_SOURCE DOCUMENT_:
--

As part of The Future of Facebook Project, we’ve been tapping the wisdom of crowds to explore the opportunities and pitfalls for this company and its userbase. We asked the experts 15 questions, and have posted those same questions for the public to answer on Quora.
A few days ago I posted some answers that were given for the question “What are some key issues that could impact the future of Facebook?” Today’s post is on ‘the biggest threat.’
Feel free to post your response here in the comments or on Quora at ‘What is the biggest threat to Facebook?’ We’ll be keeping tabs on the most provocative responses, and inviting those folks to be included in our final video series for the project!
The themes that have been arising through the interview process regarding the biggest threat to Facebook have been varied – some said it could be a major privacy breach, others cited user boredom as the main risk as people search for ‘the next big thing,’ while others said the biggest threat to Facebook is Facebook itself.

--

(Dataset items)
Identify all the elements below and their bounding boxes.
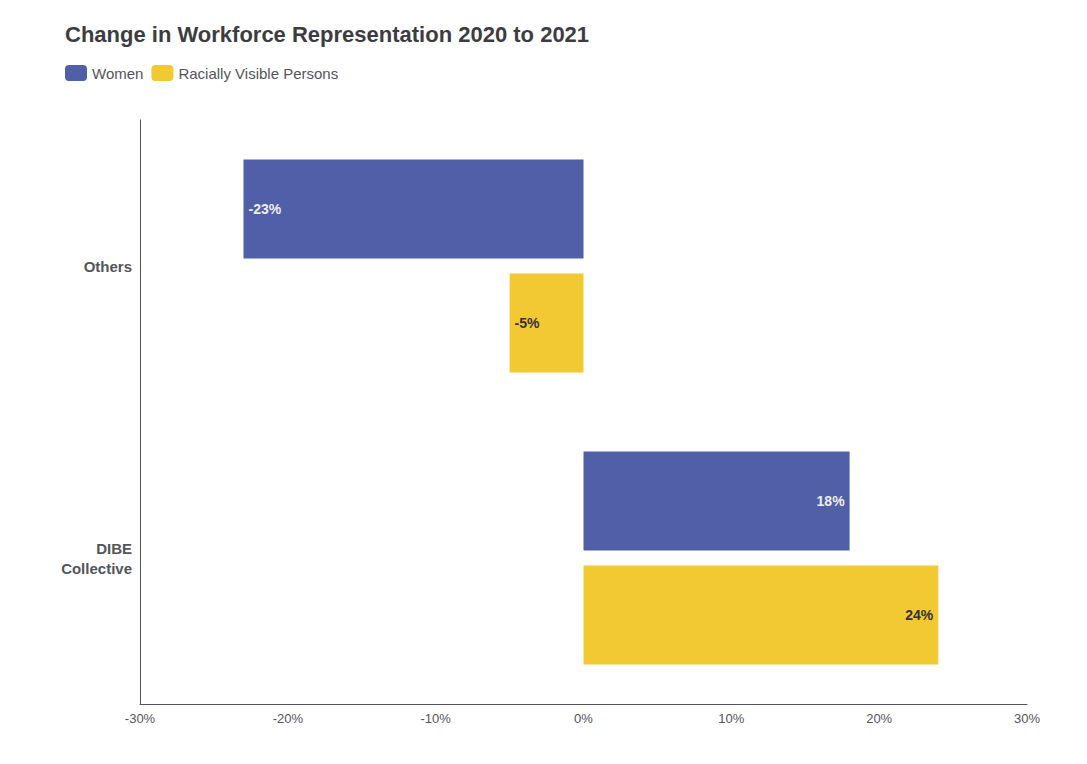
svg-text:30%: 30% bbox=[1014, 711, 1040, 726]
svg-text:-20%: -20% bbox=[273, 711, 304, 726]
svg-text:18%: 18% bbox=[817, 493, 846, 509]
svg-text:-5%: -5% bbox=[515, 315, 540, 331]
svg-text:-10%: -10% bbox=[420, 711, 451, 726]
svg-text:0%: 0% bbox=[574, 711, 593, 726]
svg-text:-30%: -30% bbox=[125, 711, 156, 726]
svg-text:Women: Women bbox=[92, 65, 143, 82]
svg-text:24%: 24% bbox=[905, 607, 934, 623]
svg-text:DIBE: DIBE bbox=[96, 540, 132, 557]
svg-text:Others: Others bbox=[84, 258, 132, 275]
svg-text:10%: 10% bbox=[718, 711, 744, 726]
svg-text:-23%: -23% bbox=[248, 201, 281, 217]
svg-text:Racially Visible Persons: Racially Visible Persons bbox=[178, 65, 338, 82]
svg-text:Change in Workforce Representa: Change in Workforce Representation 2020 … bbox=[65, 22, 589, 47]
svg-text:Collective: Collective bbox=[61, 560, 132, 577]
svg-text:20%: 20% bbox=[866, 711, 892, 726]
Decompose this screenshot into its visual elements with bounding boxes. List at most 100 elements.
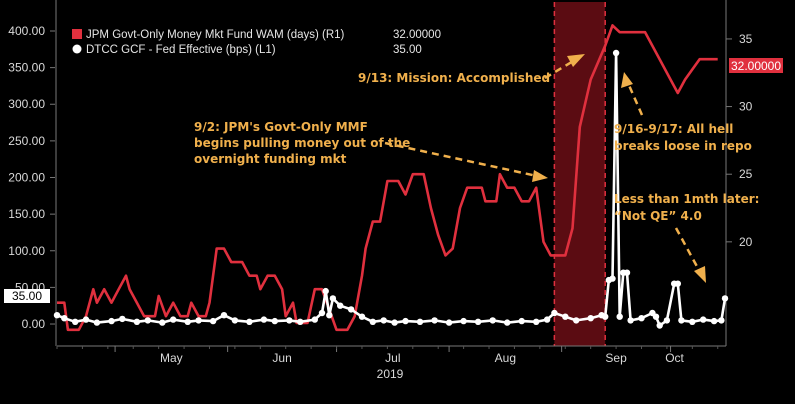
series-point-gcf-17	[260, 316, 268, 323]
arrow-not-qe	[674, 227, 702, 273]
event-vline-layer	[553, 2, 606, 346]
annotation-not-qe-line-1: Less than 1mth later:	[614, 192, 759, 206]
annotation-jpm-pull-line-1: 9/2: JPM's Govt-Only MMF	[194, 120, 368, 134]
series-point-gcf-50	[609, 275, 616, 282]
series-point-gcf-60	[663, 317, 671, 324]
left-tick-label-7: 350.00	[8, 61, 45, 75]
annotation-arrows	[384, 58, 702, 273]
right-tick-label-0: 20	[739, 235, 753, 249]
series-point-gcf-67	[718, 317, 725, 324]
right-last-value-text: 32.00000	[731, 59, 781, 73]
left-tick-label-3: 150.00	[8, 207, 45, 221]
series-point-gcf-28	[358, 313, 366, 320]
series-point-gcf-5	[108, 317, 115, 325]
left-tick-label-5: 250.00	[8, 134, 45, 148]
arrow-repo-chaos	[626, 82, 644, 116]
series-point-gcf-46	[587, 315, 594, 322]
annotation-repo-chaos-line-1: 9/16-9/17: All hell	[614, 122, 733, 136]
series-point-gcf-9	[159, 319, 166, 326]
left-last-value-badge: 35.00	[4, 289, 50, 303]
series-point-gcf-1	[61, 315, 68, 322]
arrowhead-mission-accomplished	[567, 54, 585, 67]
annotation-not-qe-line-2: “Not QE” 4.0	[614, 209, 702, 223]
series-point-gcf-33	[416, 318, 424, 325]
x-tick-label-3: Aug	[495, 351, 516, 365]
series-point-gcf-52	[616, 313, 623, 320]
series-point-gcf-20	[297, 318, 304, 325]
series-point-gcf-2	[72, 318, 79, 325]
series-point-gcf-27	[347, 306, 355, 313]
series-point-gcf-11	[184, 318, 191, 325]
series-point-gcf-15	[231, 317, 239, 324]
series-point-gcf-6	[119, 315, 126, 323]
series-point-gcf-45	[573, 317, 580, 324]
left-tick-label-2: 100.00	[8, 244, 45, 258]
series-point-gcf-38	[489, 317, 496, 324]
left-tick-label-6: 300.00	[8, 97, 45, 111]
arrow-mission-accomplished	[544, 58, 576, 80]
arrowhead-repo-chaos	[621, 72, 633, 88]
right-last-value-badge: 32.00000	[729, 58, 783, 73]
series-point-gcf-58	[652, 313, 660, 320]
series-point-gcf-3	[82, 316, 90, 323]
arrowhead-jpm-pull	[532, 170, 548, 182]
series-point-gcf-62	[674, 280, 681, 287]
left-tick-label-8: 400.00	[8, 24, 45, 38]
x-tick-label-0: May	[160, 351, 183, 365]
series-point-gcf-54	[623, 269, 631, 276]
series-point-gcf-66	[710, 317, 718, 325]
x-tick-label-5: Oct	[665, 351, 684, 365]
series-point-gcf-14	[220, 312, 228, 319]
series-point-gcf-55	[627, 317, 634, 324]
series-point-gcf-42	[543, 316, 551, 323]
x-axis-year-label: 2019	[377, 367, 404, 381]
legend-marker-gcf	[72, 44, 82, 54]
series-point-gcf-29	[369, 318, 376, 325]
series-point-gcf-51	[612, 49, 620, 57]
arrow-jpm-pull	[384, 141, 538, 178]
series-point-gcf-23	[322, 287, 329, 295]
series-point-gcf-10	[170, 316, 177, 323]
series-point-gcf-48	[602, 313, 609, 320]
series-point-gcf-13	[209, 317, 217, 325]
shaded-period-layer	[554, 2, 606, 346]
series-point-gcf-39	[504, 319, 511, 326]
series-point-gcf-18	[271, 317, 278, 325]
series-point-gcf-43	[551, 309, 558, 317]
series-point-gcf-68	[721, 295, 729, 302]
right-tick-label-3: 35	[739, 32, 753, 46]
arrowhead-not-qe	[694, 266, 706, 283]
legend-last-wam: 32.00000	[393, 29, 441, 41]
series-point-gcf-8	[144, 317, 151, 324]
annotation-jpm-pull-line-3: overnight funding mkt	[194, 152, 347, 166]
x-tick-label-1: Jun	[272, 351, 291, 365]
series-point-gcf-25	[329, 295, 337, 302]
x-axis: May Jun Jul Aug Sep Oct	[56, 345, 726, 365]
annotation-repo-chaos-line-2: breaks loose in repo	[614, 139, 752, 153]
series-point-gcf-30	[380, 317, 387, 324]
series-point-gcf-0	[53, 312, 61, 319]
left-tick-label-0: 0.00	[22, 317, 46, 331]
series-point-gcf-59	[656, 322, 663, 329]
legend-label-gcf: DTCC GCF - Fed Effective (bps) (L1)	[86, 44, 276, 56]
right-tick-label-2: 30	[739, 100, 753, 114]
left-last-value-text: 35.00	[12, 289, 42, 303]
series-point-gcf-56	[638, 315, 645, 322]
series-point-gcf-22	[318, 309, 326, 317]
annotation-mission-accomplished: 9/13: Mission: Accomplished	[358, 71, 550, 85]
series-line-wam	[57, 24, 718, 332]
left-tick-label-4: 200.00	[8, 171, 45, 185]
series-point-gcf-7	[133, 318, 141, 325]
legend-label-wam: JPM Govt-Only Money Mkt Fund WAM (days) …	[86, 29, 345, 41]
right-y-axis: 20 25 30 35	[725, 0, 753, 346]
x-tick-label-4: Sep	[605, 351, 627, 365]
series-point-gcf-40	[518, 317, 525, 325]
annotation-jpm-pull-line-2: begins pulling money out of the	[194, 136, 410, 150]
series-point-gcf-26	[337, 302, 344, 309]
series-point-gcf-24	[326, 312, 333, 319]
series-point-gcf-35	[445, 319, 453, 326]
x-tick-label-2: Jul	[385, 351, 400, 365]
right-tick-label-1: 25	[739, 167, 753, 181]
annotations: 9/13: Mission: Accomplished 9/2: JPM's G…	[194, 54, 759, 283]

--

_WHAT IS NEEDED_:
Repeat everything in the Future of Facebook post from "A few days ago" down to "for the project!", swapping "comments" for "replies". The records were drawn from a different source than the Future of Facebook post.

_WRITTEN RESPONSE_:
A few days ago I posted some answers that were given for the question “What are some key issues that could impact the future of Facebook?” Today’s post is on ‘the biggest threat.’
Feel free to post your response here in the replies or on Quora at ‘What is the biggest threat to Facebook?’ We’ll be keeping tabs on the most provocative responses, and inviting those folks to be included in our final video series for the project!